> _Exercise_: Exactly reproduce each line of the listing that follows.

>> START

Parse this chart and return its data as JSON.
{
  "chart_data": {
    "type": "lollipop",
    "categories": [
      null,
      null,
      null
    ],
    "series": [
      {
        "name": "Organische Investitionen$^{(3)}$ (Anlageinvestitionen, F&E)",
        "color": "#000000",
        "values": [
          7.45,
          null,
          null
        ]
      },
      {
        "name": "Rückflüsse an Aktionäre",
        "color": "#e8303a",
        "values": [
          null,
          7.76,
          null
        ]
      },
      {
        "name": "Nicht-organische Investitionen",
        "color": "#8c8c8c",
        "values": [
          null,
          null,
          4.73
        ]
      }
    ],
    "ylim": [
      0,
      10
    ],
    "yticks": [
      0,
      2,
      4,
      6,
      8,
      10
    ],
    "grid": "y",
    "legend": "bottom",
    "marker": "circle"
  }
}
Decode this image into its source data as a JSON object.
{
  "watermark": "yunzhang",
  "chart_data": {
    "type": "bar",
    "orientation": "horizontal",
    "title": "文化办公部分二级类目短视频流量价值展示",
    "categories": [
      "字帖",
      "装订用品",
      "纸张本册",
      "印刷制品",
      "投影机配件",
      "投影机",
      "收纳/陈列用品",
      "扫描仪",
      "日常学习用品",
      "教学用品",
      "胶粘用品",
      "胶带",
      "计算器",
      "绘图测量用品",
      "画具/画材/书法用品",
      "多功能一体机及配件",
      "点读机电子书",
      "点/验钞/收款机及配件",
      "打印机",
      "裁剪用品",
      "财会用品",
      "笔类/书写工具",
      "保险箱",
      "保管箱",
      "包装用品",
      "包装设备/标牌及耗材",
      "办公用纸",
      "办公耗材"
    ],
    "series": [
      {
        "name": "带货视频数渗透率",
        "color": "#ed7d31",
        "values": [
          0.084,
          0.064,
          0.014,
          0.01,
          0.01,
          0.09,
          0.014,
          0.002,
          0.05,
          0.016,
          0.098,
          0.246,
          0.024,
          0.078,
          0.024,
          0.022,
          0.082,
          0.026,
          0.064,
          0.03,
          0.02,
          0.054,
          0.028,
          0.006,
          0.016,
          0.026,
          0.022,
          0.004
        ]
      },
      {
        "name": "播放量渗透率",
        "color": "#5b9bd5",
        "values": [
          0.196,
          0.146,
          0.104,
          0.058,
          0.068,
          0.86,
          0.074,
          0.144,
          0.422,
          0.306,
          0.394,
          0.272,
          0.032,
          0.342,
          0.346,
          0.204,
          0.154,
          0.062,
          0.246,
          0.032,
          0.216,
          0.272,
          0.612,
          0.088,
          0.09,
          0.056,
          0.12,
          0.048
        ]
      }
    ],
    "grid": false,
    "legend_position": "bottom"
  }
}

>> END

> _Solution_:
Parse this chart and return its data as JSON.
{
  "chart_data": {
    "type": "lollipop",
    "categories": [
      null,
      null,
      null
    ],
    "series": [
      {
        "name": "Organische Investitionen$^{(3)}$ (Anlageinvestitionen, F&E)",
        "color": "#000000",
        "values": [
          7.45,
          null,
          null
        ]
      },
      {
        "name": "Rückflüsse an Aktionäre",
        "color": "#e8303a",
        "values": [
          null,
          7.76,
          null
        ]
      },
      {
        "name": "Nicht-organische Investitionen",
        "color": "#8c8c8c",
        "values": [
          null,
          null,
          4.73
        ]
      }
    ],
    "ylim": [
      0,
      10
    ],
    "yticks": [
      0,
      2,
      4,
      6,
      8,
      10
    ],
    "grid": "y",
    "legend": "bottom",
    "marker": "circle"
  }
}
Decode this image into its source data as a JSON object.
{
  "watermark": "yunzhang",
  "chart_data": {
    "type": "bar",
    "orientation": "horizontal",
    "title": "文化办公部分二级类目短视频流量价值展示",
    "categories": [
      "字帖",
      "装订用品",
      "纸张本册",
      "印刷制品",
      "投影机配件",
      "投影机",
      "收纳/陈列用品",
      "扫描仪",
      "日常学习用品",
      "教学用品",
      "胶粘用品",
      "胶带",
      "计算器",
      "绘图测量用品",
      "画具/画材/书法用品",
      "多功能一体机及配件",
      "点读机电子书",
      "点/验钞/收款机及配件",
      "打印机",
      "裁剪用品",
      "财会用品",
      "笔类/书写工具",
      "保险箱",
      "保管箱",
      "包装用品",
      "包装设备/标牌及耗材",
      "办公用纸",
      "办公耗材"
    ],
    "series": [
      {
        "name": "带货视频数渗透率",
        "color": "#ed7d31",
        "values": [
          0.084,
          0.064,
          0.014,
          0.01,
          0.01,
          0.09,
          0.014,
          0.002,
          0.05,
          0.016,
          0.098,
          0.246,
          0.024,
          0.078,
          0.024,
          0.022,
          0.082,
          0.026,
          0.064,
          0.03,
          0.02,
          0.054,
          0.028,
          0.006,
          0.016,
          0.026,
          0.022,
          0.004
        ]
      },
      {
        "name": "播放量渗透率",
        "color": "#5b9bd5",
        "values": [
          0.196,
          0.146,
          0.104,
          0.058,
          0.068,
          0.86,
          0.074,
          0.144,
          0.422,
          0.306,
          0.394,
          0.272,
          0.032,
          0.342,
          0.346,
          0.204,
          0.154,
          0.062,
          0.246,
          0.032,
          0.216,
          0.272,
          0.612,
          0.088,
          0.09,
          0.056,
          0.12,
          0.048
        ]
      }
    ],
    "grid": false,
    "legend_position": "bottom"
  }
}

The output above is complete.